Make an exact copy of all the entries, with the pictures left out.

INFORMATION SHOWN:
--- Start ---

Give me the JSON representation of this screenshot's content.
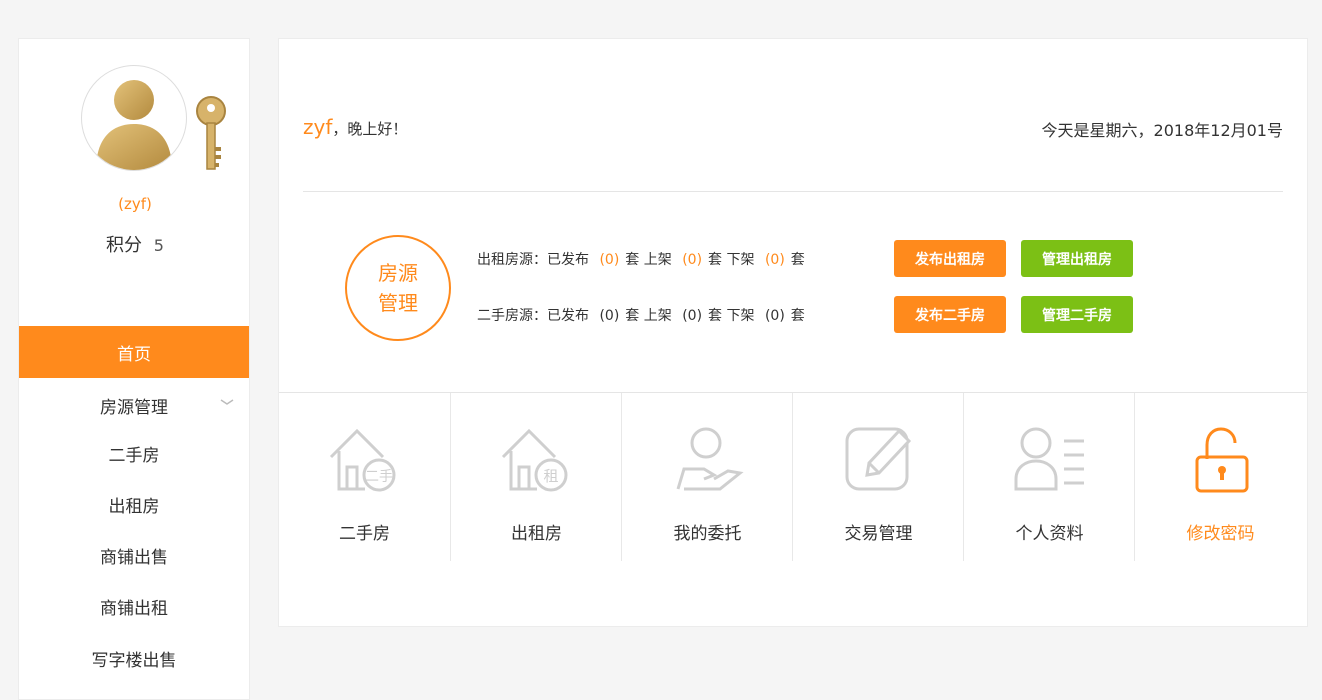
{
  "user": {
    "name": "(zyf)",
    "points_label": "积分",
    "points": "5"
  },
  "sidebar": {
    "active": "首页",
    "group": "房源管理",
    "items": [
      "二手房",
      "出租房",
      "商铺出售",
      "商铺出租",
      "写字楼出售"
    ]
  },
  "header": {
    "greet_name": "zyf",
    "greet_text": "，晚上好！",
    "date": "今天是星期六，2018年12月01号"
  },
  "house": {
    "badge_line1": "房源",
    "badge_line2": "管理",
    "rent": {
      "label": "出租房源：已发布",
      "published": "(0)",
      "unit1": "套 上架",
      "listed": "(0)",
      "unit2": "套 下架",
      "delisted": "(0)",
      "unit3": "套"
    },
    "second": {
      "label": "二手房源：已发布",
      "published": "(0)",
      "unit1": "套 上架",
      "listed": "(0)",
      "unit2": "套 下架",
      "delisted": "(0)",
      "unit3": "套"
    },
    "buttons": {
      "publish_rent": "发布出租房",
      "manage_rent": "管理出租房",
      "publish_second": "发布二手房",
      "manage_second": "管理二手房"
    }
  },
  "tiles": [
    {
      "label": "二手房",
      "icon": "house-second-icon",
      "badge": "二手"
    },
    {
      "label": "出租房",
      "icon": "house-rent-icon",
      "badge": "租"
    },
    {
      "label": "我的委托",
      "icon": "entrust-icon"
    },
    {
      "label": "交易管理",
      "icon": "edit-icon"
    },
    {
      "label": "个人资料",
      "icon": "profile-icon"
    },
    {
      "label": "修改密码",
      "icon": "lock-icon"
    }
  ],
  "colors": {
    "accent": "#ff8a1c",
    "green": "#7cc015",
    "icon_gray": "#cfcfcf"
  }
}
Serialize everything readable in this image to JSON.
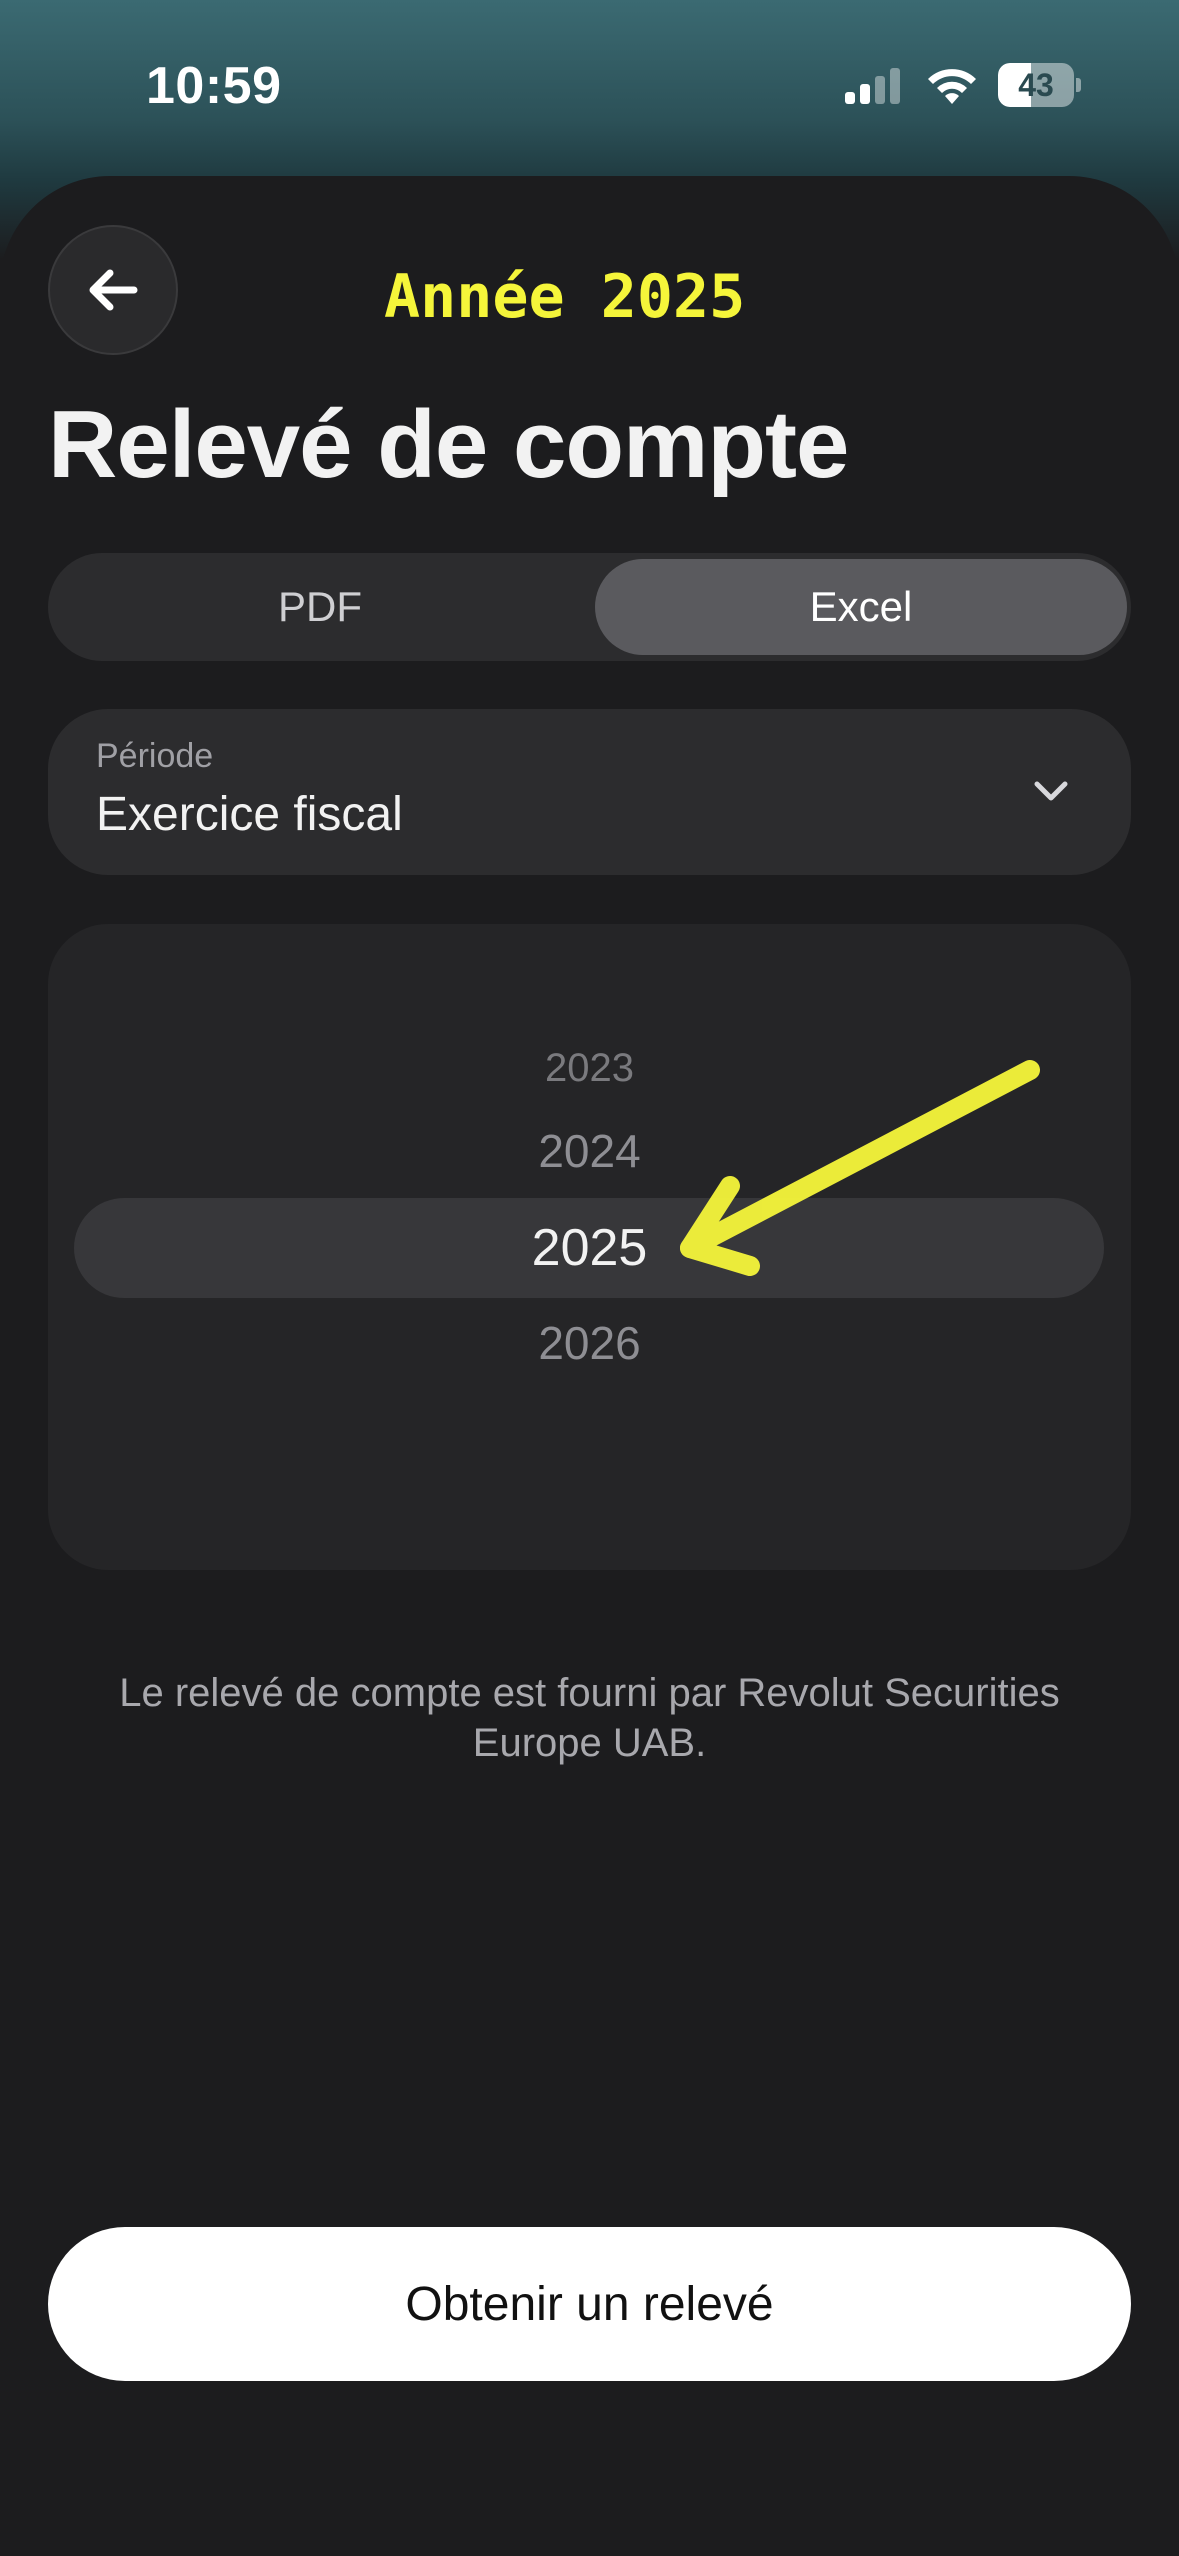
{
  "status_bar": {
    "time": "10:59",
    "battery_level": "43",
    "battery_fraction": 0.43,
    "icons": [
      "signal-icon",
      "wifi-icon",
      "battery-icon"
    ]
  },
  "annotation": {
    "title": "Année 2025",
    "color": "#f5f53a",
    "arrow_icon": "arrow-annotation-icon"
  },
  "header": {
    "back_icon": "arrow-left-icon",
    "title": "Relevé de compte"
  },
  "format_toggle": {
    "options": [
      "PDF",
      "Excel"
    ],
    "selected": "Excel"
  },
  "period": {
    "label": "Période",
    "value": "Exercice fiscal",
    "icon": "chevron-down-icon"
  },
  "year_picker": {
    "years": [
      "2023",
      "2024",
      "2025",
      "2026"
    ],
    "selected": "2025"
  },
  "footnote": "Le relevé de compte est fourni par Revolut Securities Europe UAB.",
  "cta": {
    "label": "Obtenir un relevé"
  },
  "colors": {
    "background": "#1c1c1e",
    "surface": "#2c2c2e",
    "selected_segment": "#5a5a5e",
    "cta_background": "#ffffff"
  }
}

--- End ---

FINISHED EXERCISE:
Give me the JSON representation of this screenshot's content.
{
  "user": {
    "name": "(zyf)",
    "points_label": "积分",
    "points": "5"
  },
  "sidebar": {
    "active": "首页",
    "group": "房源管理",
    "items": [
      "二手房",
      "出租房",
      "商铺出售",
      "商铺出租",
      "写字楼出售"
    ]
  },
  "header": {
    "greet_name": "zyf",
    "greet_text": "，晚上好！",
    "date": "今天是星期六，2018年12月01号"
  },
  "house": {
    "badge_line1": "房源",
    "badge_line2": "管理",
    "rent": {
      "label": "出租房源：已发布",
      "published": "(0)",
      "unit1": "套 上架",
      "listed": "(0)",
      "unit2": "套 下架",
      "delisted": "(0)",
      "unit3": "套"
    },
    "second": {
      "label": "二手房源：已发布",
      "published": "(0)",
      "unit1": "套 上架",
      "listed": "(0)",
      "unit2": "套 下架",
      "delisted": "(0)",
      "unit3": "套"
    },
    "buttons": {
      "publish_rent": "发布出租房",
      "manage_rent": "管理出租房",
      "publish_second": "发布二手房",
      "manage_second": "管理二手房"
    }
  },
  "tiles": [
    {
      "label": "二手房",
      "icon": "house-second-icon",
      "badge": "二手"
    },
    {
      "label": "出租房",
      "icon": "house-rent-icon",
      "badge": "租"
    },
    {
      "label": "我的委托",
      "icon": "entrust-icon"
    },
    {
      "label": "交易管理",
      "icon": "edit-icon"
    },
    {
      "label": "个人资料",
      "icon": "profile-icon"
    },
    {
      "label": "修改密码",
      "icon": "lock-icon"
    }
  ],
  "colors": {
    "accent": "#ff8a1c",
    "green": "#7cc015",
    "icon_gray": "#cfcfcf"
  }
}
Serialize everything readable in this image to JSON.
{
  "status_bar": {
    "time": "10:59",
    "battery_level": "43",
    "battery_fraction": 0.43,
    "icons": [
      "signal-icon",
      "wifi-icon",
      "battery-icon"
    ]
  },
  "annotation": {
    "title": "Année 2025",
    "color": "#f5f53a",
    "arrow_icon": "arrow-annotation-icon"
  },
  "header": {
    "back_icon": "arrow-left-icon",
    "title": "Relevé de compte"
  },
  "format_toggle": {
    "options": [
      "PDF",
      "Excel"
    ],
    "selected": "Excel"
  },
  "period": {
    "label": "Période",
    "value": "Exercice fiscal",
    "icon": "chevron-down-icon"
  },
  "year_picker": {
    "years": [
      "2023",
      "2024",
      "2025",
      "2026"
    ],
    "selected": "2025"
  },
  "footnote": "Le relevé de compte est fourni par Revolut Securities Europe UAB.",
  "cta": {
    "label": "Obtenir un relevé"
  },
  "colors": {
    "background": "#1c1c1e",
    "surface": "#2c2c2e",
    "selected_segment": "#5a5a5e",
    "cta_background": "#ffffff"
  }
}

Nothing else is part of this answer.